Working from the data below, reproduce exactly the lines starting at the one that holds "Parse this screenshot: output" and ending at the one that holds "Read all visible content and emit it as JSON.". Pictures are excluded.

****************

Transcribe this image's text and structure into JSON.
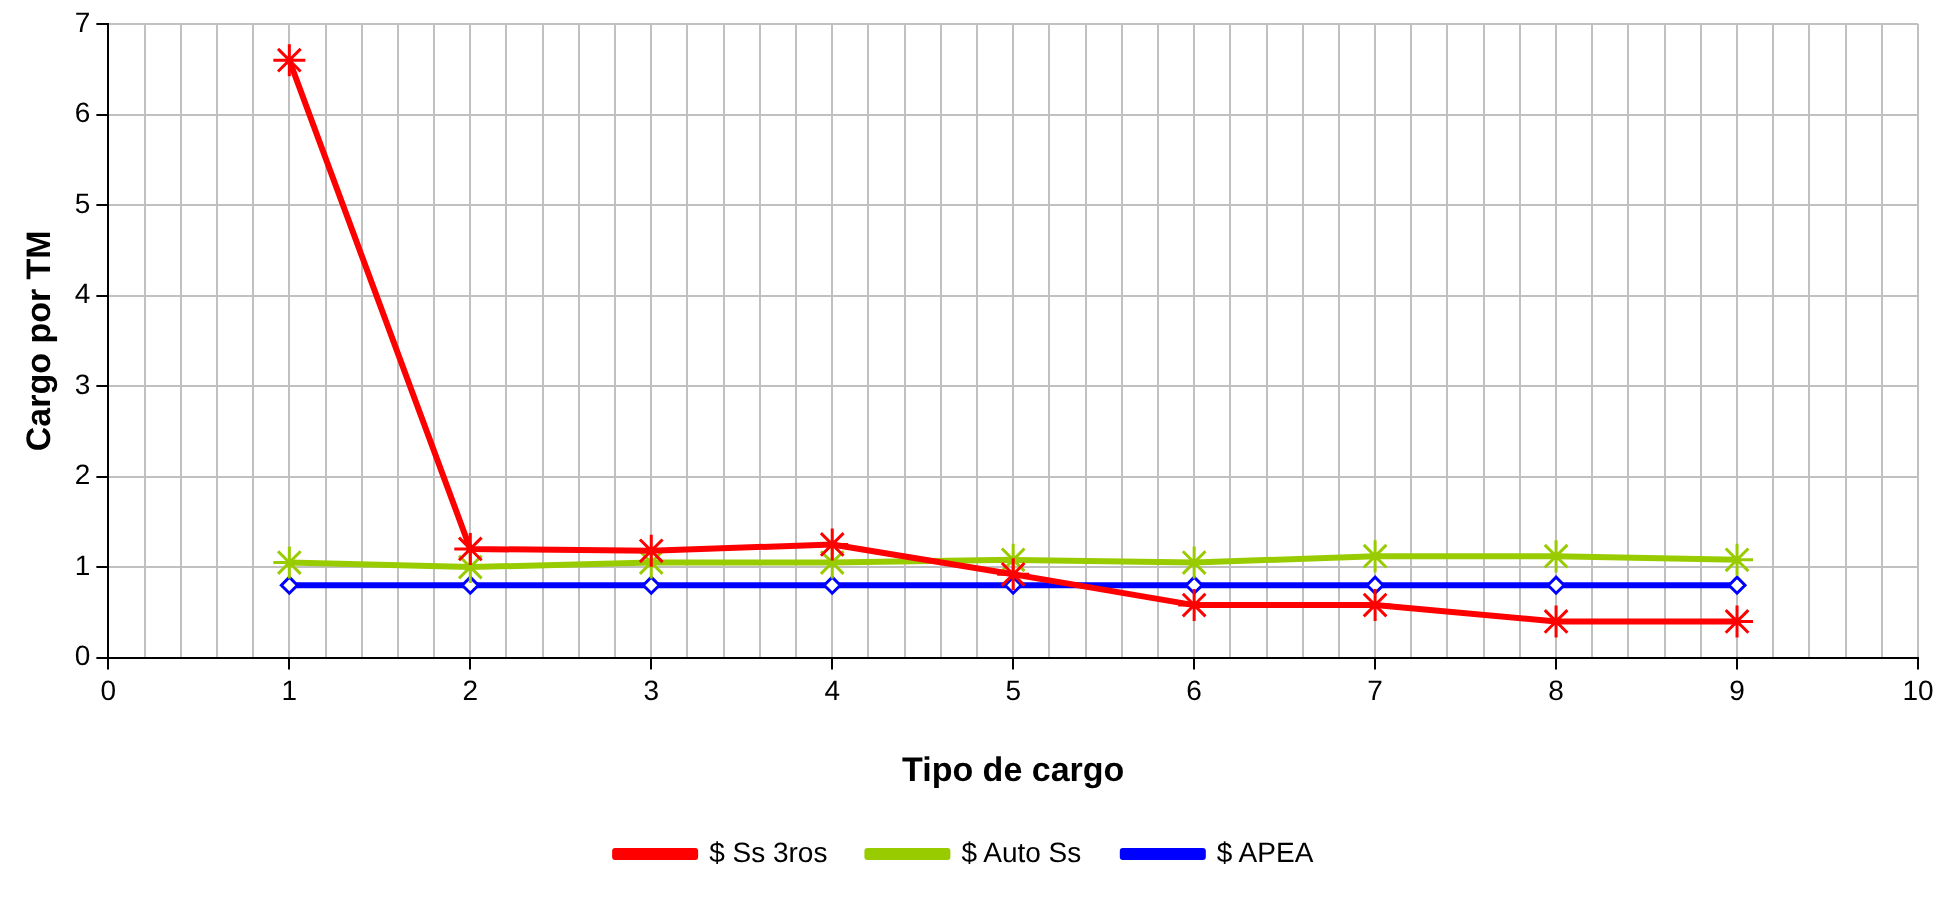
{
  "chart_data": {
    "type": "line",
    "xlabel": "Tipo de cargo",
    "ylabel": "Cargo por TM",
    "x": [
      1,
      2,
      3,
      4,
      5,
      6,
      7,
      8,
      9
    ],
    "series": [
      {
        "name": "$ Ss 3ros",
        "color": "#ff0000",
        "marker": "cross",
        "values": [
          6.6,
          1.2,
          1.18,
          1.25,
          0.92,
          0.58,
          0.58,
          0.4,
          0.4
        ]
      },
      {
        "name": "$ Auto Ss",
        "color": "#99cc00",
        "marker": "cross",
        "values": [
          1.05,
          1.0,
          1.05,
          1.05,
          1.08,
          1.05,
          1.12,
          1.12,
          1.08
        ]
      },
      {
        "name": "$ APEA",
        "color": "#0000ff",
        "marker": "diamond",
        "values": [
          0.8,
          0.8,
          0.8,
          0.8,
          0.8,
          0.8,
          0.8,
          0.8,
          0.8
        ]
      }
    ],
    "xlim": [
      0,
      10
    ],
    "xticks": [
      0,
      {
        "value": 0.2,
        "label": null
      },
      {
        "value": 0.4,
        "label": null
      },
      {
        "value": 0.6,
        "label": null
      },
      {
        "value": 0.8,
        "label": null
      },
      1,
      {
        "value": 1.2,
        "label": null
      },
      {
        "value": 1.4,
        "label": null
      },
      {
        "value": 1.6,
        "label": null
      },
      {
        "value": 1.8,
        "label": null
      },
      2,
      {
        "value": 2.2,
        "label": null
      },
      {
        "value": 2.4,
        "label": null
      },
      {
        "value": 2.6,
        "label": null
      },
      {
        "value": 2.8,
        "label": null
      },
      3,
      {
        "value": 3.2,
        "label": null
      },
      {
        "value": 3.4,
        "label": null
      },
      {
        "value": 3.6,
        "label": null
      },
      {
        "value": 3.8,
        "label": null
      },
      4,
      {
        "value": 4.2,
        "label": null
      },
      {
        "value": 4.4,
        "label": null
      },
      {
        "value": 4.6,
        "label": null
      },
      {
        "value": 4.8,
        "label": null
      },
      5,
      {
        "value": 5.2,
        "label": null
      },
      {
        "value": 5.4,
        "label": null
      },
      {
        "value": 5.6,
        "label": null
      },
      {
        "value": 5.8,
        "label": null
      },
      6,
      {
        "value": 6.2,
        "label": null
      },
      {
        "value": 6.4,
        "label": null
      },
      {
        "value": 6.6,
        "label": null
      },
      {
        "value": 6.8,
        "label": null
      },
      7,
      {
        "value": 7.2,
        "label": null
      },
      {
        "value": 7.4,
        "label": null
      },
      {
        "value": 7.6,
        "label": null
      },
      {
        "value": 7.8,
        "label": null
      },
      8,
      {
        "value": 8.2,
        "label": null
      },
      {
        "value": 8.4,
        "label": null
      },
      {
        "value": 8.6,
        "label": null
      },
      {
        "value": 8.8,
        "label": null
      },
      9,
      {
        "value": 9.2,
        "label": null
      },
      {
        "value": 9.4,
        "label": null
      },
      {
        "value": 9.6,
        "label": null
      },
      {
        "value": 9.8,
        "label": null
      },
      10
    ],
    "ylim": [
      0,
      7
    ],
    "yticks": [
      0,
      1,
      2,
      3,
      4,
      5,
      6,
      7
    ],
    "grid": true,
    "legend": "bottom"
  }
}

****************

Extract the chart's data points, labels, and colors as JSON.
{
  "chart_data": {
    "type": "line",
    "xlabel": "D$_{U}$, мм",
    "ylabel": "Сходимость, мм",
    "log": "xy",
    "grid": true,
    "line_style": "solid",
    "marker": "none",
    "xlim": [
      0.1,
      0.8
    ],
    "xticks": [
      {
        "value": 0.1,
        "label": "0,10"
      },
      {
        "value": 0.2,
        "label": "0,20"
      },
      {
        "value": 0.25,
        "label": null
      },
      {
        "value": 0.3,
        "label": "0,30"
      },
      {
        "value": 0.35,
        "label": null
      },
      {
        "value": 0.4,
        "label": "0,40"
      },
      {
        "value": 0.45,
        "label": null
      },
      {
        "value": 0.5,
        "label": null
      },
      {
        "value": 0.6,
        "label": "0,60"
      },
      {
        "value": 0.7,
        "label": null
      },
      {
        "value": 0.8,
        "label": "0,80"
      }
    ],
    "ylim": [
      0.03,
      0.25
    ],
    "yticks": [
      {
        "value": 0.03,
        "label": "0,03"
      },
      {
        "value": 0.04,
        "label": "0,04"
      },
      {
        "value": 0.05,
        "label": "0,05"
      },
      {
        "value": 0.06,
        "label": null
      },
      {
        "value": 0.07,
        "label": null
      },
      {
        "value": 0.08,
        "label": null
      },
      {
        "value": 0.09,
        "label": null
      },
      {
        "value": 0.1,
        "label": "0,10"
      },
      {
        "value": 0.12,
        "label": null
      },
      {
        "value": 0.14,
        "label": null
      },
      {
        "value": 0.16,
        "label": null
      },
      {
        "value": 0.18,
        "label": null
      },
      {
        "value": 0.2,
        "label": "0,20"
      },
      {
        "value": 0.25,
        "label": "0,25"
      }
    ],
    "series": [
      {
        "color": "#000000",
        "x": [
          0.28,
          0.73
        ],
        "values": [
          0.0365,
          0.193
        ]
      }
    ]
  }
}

****************

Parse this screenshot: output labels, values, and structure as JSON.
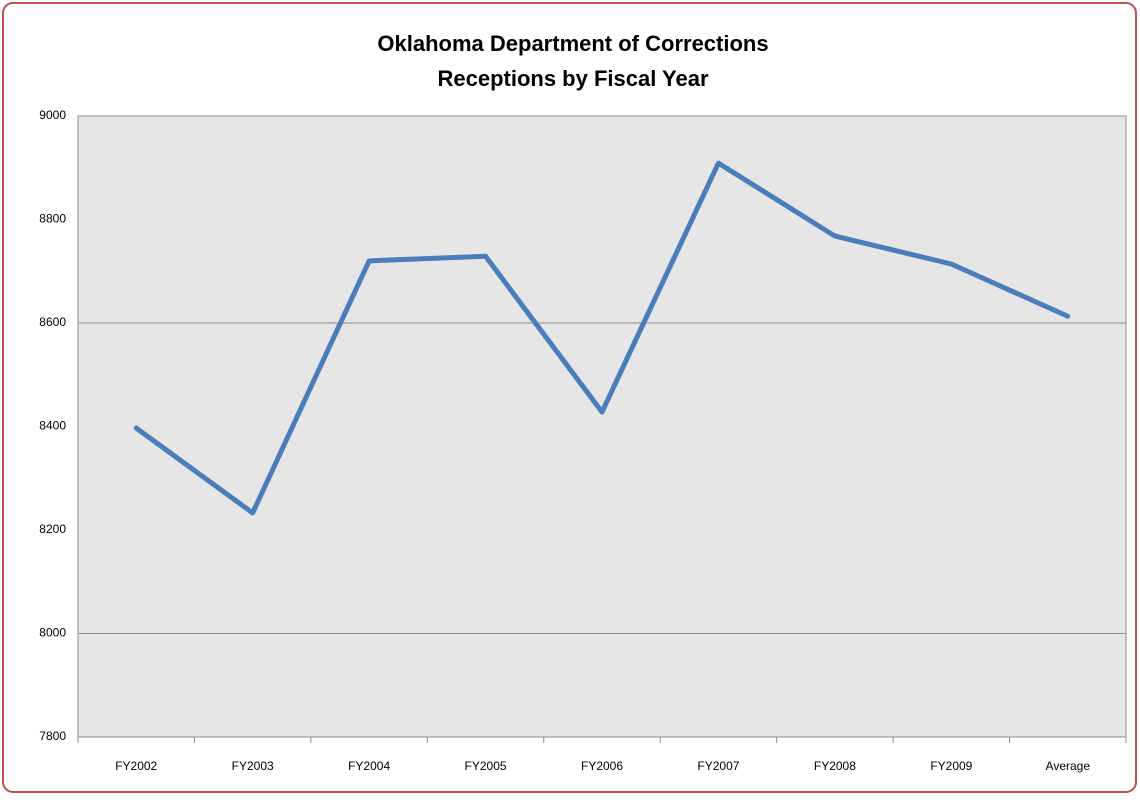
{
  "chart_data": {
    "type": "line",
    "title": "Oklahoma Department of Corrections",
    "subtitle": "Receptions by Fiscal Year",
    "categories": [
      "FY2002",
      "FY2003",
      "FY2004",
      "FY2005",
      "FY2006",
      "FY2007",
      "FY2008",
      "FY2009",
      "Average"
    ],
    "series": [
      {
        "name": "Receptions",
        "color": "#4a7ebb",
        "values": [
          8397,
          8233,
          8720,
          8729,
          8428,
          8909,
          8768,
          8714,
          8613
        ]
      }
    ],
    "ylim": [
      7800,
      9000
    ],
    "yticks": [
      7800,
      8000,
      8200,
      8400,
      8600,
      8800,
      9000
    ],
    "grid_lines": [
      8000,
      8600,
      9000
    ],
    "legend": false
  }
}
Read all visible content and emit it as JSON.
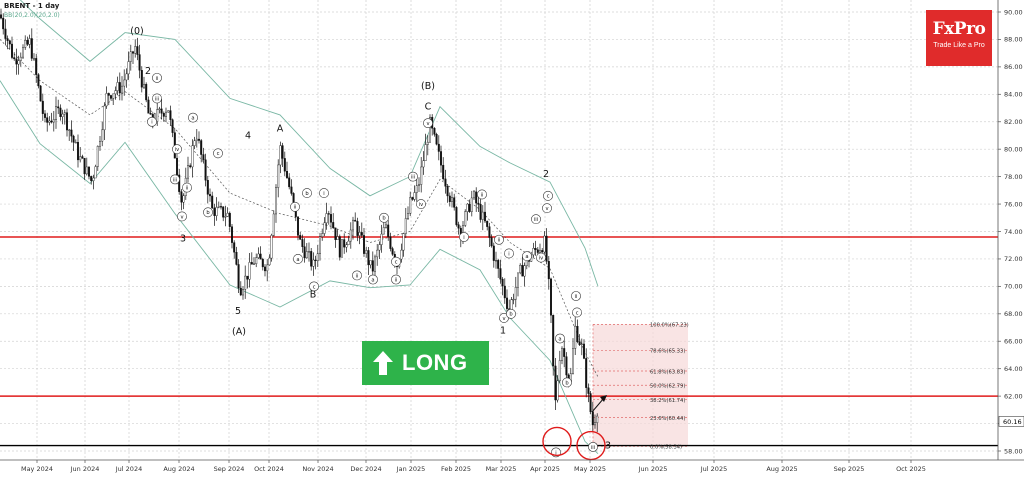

****************

## Answer for this exercise
Parse this screenshot: output labels, values, and structure as JSON.
{
  "chart_data": {
    "type": "line",
    "title": "Oklahoma Department of Corrections",
    "subtitle": "Receptions by Fiscal Year",
    "categories": [
      "FY2002",
      "FY2003",
      "FY2004",
      "FY2005",
      "FY2006",
      "FY2007",
      "FY2008",
      "FY2009",
      "Average"
    ],
    "series": [
      {
        "name": "Receptions",
        "color": "#4a7ebb",
        "values": [
          8397,
          8233,
          8720,
          8729,
          8428,
          8909,
          8768,
          8714,
          8613
        ]
      }
    ],
    "ylim": [
      7800,
      9000
    ],
    "yticks": [
      7800,
      8000,
      8200,
      8400,
      8600,
      8800,
      9000
    ],
    "grid_lines": [
      8000,
      8600,
      9000
    ],
    "legend": false
  }
}
Read all visible content and emit it as JSON.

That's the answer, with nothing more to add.